**Task directions**
Check each line of the listing below for the string "heading", and copy the ones that have it.

Entries from a dataset:
_ _ _ _
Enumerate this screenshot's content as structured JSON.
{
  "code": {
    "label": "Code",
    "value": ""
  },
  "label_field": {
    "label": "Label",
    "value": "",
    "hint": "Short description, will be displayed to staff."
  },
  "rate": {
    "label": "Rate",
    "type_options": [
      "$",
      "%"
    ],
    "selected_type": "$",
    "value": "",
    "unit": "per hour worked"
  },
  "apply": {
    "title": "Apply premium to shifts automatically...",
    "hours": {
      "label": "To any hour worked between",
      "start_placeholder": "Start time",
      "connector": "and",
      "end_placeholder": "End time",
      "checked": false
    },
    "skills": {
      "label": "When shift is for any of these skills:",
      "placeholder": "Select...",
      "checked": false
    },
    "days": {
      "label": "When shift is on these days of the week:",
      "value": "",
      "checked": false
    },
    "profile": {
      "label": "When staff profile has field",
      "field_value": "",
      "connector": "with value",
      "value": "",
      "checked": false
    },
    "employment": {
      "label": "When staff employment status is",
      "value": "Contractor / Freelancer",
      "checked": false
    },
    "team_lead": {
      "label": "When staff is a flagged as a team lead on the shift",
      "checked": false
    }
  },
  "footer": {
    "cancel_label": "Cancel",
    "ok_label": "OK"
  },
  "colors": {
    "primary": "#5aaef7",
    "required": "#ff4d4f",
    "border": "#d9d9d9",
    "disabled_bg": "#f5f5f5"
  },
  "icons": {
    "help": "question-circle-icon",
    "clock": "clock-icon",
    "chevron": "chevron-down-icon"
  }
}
_ _ _ _
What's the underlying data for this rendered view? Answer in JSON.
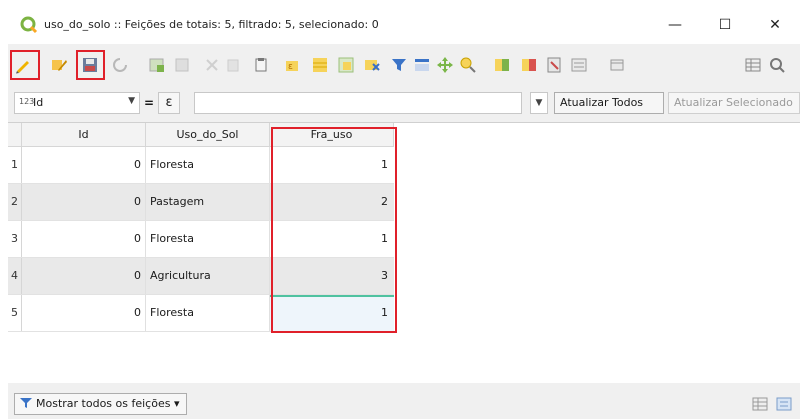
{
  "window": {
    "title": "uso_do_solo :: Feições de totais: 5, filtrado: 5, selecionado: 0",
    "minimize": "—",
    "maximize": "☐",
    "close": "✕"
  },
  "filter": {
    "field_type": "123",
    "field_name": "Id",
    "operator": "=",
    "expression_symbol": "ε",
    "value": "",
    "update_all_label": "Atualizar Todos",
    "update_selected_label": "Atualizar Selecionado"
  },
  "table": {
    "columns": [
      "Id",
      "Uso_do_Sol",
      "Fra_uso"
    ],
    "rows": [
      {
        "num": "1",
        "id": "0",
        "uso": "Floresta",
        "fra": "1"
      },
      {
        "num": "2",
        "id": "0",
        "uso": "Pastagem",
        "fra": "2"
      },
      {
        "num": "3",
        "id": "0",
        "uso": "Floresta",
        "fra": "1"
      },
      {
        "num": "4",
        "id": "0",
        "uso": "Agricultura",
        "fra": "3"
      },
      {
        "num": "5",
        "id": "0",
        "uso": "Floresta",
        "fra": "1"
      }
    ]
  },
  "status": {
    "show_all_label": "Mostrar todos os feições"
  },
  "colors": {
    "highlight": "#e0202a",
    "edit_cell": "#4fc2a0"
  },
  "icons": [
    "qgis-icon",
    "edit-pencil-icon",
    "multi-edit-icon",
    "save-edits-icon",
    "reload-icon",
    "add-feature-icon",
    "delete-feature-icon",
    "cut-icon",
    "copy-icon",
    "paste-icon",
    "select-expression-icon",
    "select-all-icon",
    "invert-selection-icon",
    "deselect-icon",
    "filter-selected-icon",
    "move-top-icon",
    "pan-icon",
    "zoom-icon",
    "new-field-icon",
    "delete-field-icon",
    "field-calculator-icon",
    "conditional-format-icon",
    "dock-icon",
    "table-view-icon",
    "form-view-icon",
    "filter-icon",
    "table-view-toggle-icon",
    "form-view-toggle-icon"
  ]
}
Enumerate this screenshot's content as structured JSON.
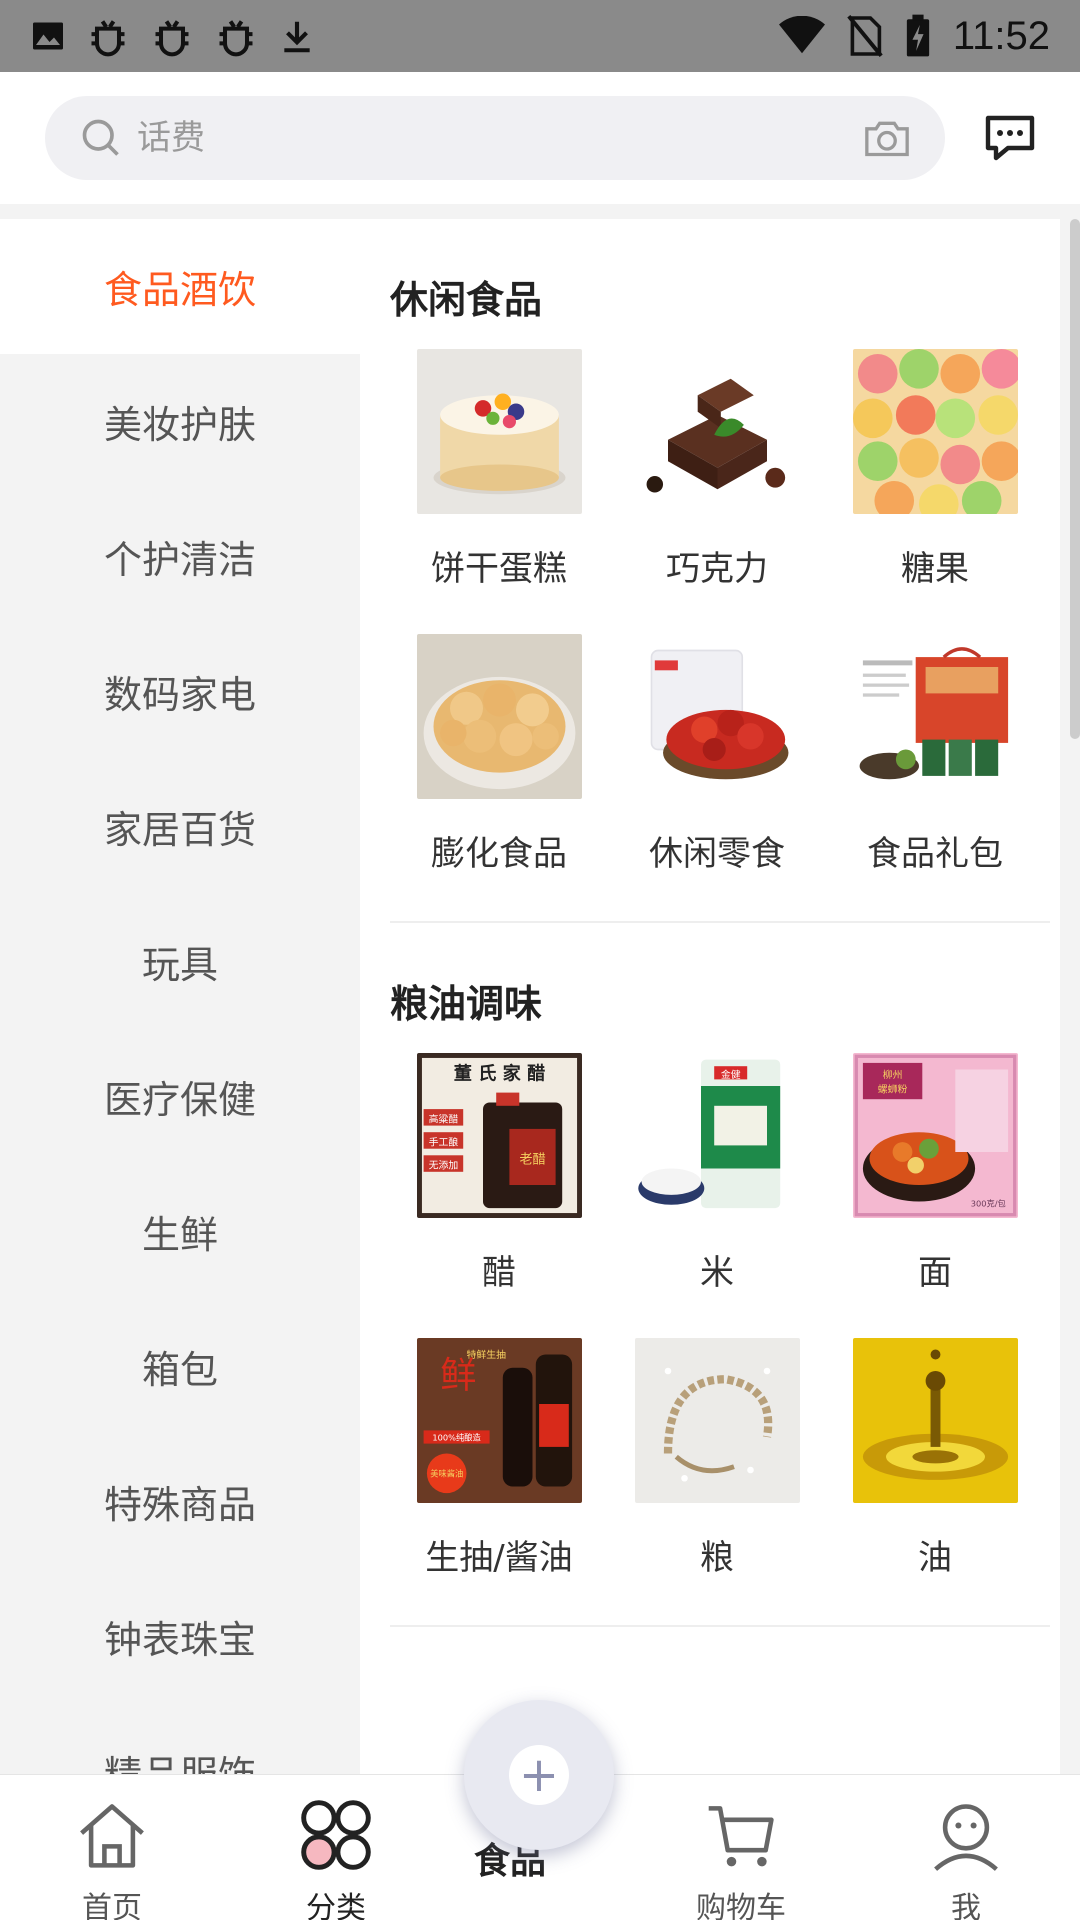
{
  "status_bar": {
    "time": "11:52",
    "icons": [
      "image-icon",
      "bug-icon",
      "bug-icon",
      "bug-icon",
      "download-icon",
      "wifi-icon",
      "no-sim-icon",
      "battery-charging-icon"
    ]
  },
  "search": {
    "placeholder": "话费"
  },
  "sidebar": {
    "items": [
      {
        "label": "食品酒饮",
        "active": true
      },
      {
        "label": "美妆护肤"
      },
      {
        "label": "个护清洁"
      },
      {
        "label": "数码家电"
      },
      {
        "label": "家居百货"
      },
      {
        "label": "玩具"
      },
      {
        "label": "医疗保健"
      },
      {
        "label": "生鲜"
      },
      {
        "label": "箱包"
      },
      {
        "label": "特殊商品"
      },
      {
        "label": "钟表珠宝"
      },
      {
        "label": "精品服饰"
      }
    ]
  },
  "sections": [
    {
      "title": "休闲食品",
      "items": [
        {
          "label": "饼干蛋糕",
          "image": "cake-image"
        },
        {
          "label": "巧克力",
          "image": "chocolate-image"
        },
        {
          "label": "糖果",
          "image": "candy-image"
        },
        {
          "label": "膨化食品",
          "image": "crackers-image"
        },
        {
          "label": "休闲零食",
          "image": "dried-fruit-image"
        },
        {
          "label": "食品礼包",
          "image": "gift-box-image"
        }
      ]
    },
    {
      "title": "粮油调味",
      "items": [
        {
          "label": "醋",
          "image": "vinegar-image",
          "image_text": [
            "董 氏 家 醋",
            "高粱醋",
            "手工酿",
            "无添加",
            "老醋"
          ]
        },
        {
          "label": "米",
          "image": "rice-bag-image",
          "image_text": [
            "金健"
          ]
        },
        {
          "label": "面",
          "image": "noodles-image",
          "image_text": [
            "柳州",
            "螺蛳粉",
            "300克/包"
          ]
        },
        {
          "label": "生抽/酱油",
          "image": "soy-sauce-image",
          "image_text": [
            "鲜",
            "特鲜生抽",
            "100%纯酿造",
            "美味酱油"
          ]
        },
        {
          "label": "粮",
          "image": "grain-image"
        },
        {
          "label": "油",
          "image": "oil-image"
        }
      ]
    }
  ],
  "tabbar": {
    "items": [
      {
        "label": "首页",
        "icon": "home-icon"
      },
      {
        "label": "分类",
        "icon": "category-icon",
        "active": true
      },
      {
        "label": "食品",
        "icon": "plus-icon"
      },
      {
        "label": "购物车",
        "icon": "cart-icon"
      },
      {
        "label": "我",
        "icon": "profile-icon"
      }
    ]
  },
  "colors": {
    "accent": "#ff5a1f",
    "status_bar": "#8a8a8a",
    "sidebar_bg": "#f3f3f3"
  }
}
_ _ _ _
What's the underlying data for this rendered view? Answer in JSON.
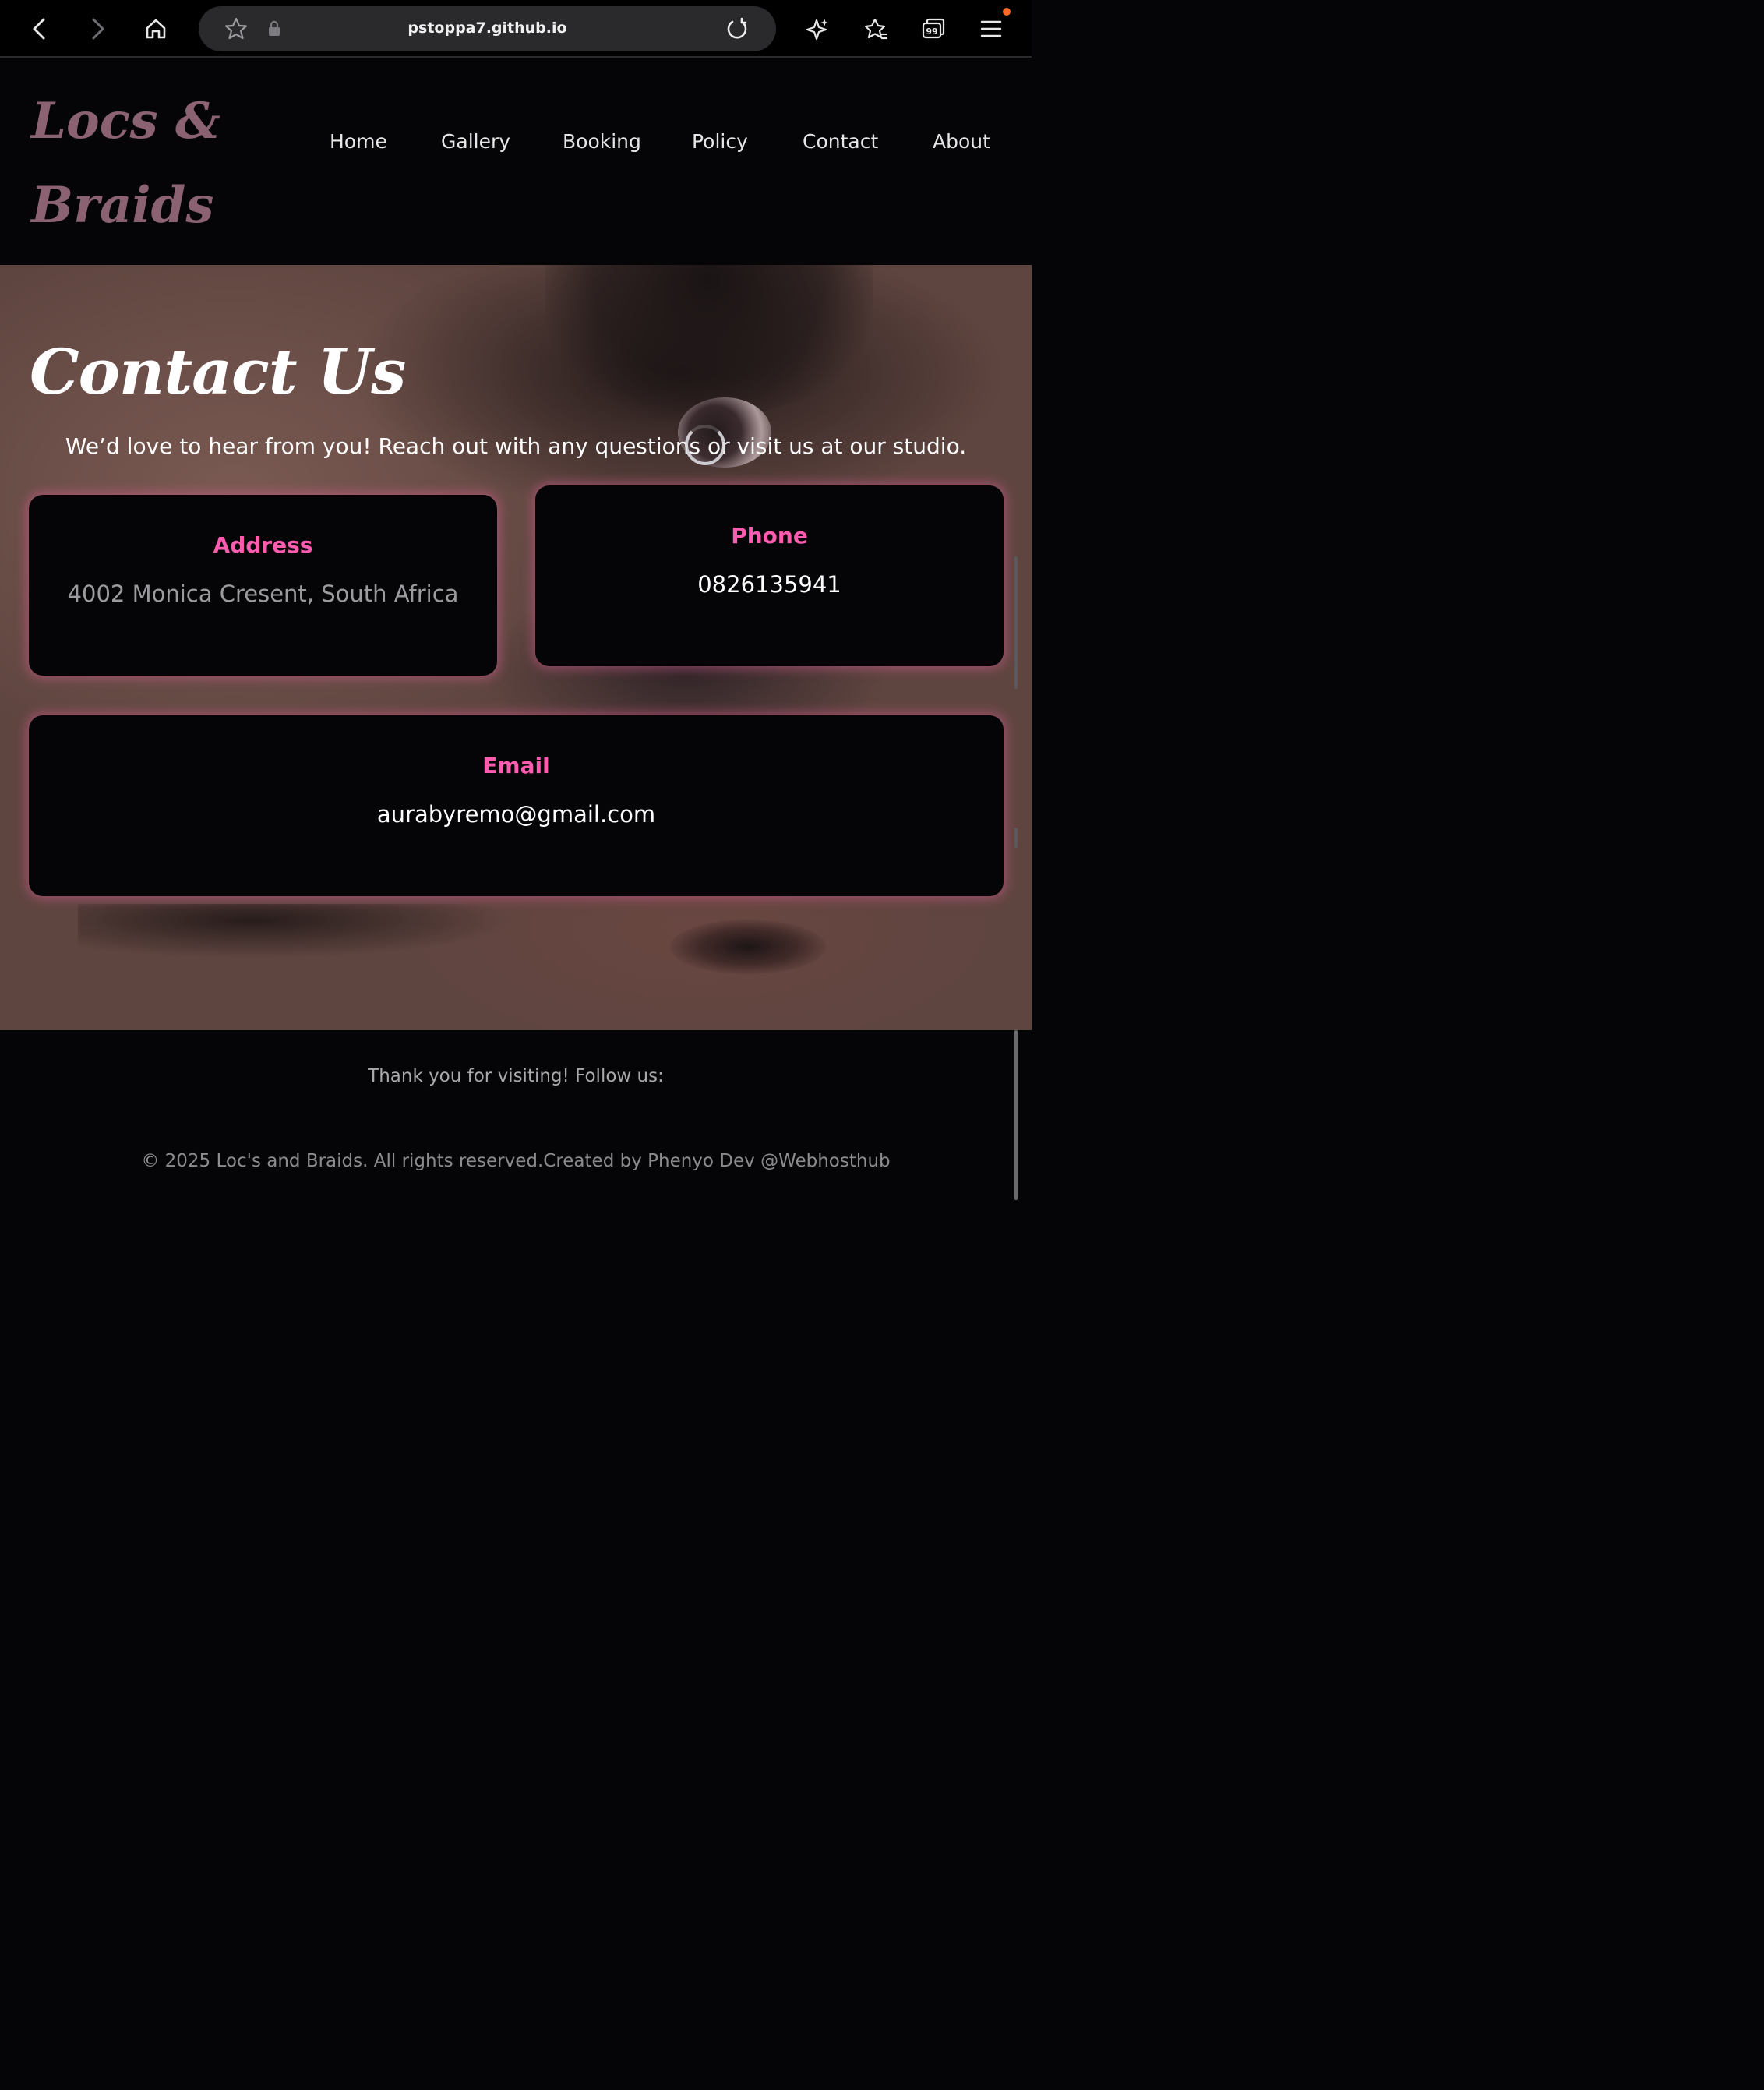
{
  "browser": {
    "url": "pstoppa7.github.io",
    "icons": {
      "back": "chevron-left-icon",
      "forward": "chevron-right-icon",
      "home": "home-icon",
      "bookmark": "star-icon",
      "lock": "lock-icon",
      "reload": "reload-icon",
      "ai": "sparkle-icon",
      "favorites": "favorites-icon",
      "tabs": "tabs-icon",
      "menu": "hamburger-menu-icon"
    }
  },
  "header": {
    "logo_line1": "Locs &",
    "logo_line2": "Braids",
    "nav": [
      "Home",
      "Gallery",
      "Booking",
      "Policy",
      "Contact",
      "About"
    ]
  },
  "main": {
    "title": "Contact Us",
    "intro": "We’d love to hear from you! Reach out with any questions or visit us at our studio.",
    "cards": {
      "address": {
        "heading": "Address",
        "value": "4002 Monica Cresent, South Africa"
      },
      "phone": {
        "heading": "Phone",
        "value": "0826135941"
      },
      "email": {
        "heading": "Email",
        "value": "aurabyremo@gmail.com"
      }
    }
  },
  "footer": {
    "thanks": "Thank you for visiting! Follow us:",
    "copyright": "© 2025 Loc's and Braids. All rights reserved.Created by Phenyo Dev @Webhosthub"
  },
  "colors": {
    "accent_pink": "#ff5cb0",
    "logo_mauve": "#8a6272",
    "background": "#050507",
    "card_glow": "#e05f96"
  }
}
_ _ _ _
**Completed exercise**
        "heading": "Address",
        "heading": "Phone",
        "heading": "Email",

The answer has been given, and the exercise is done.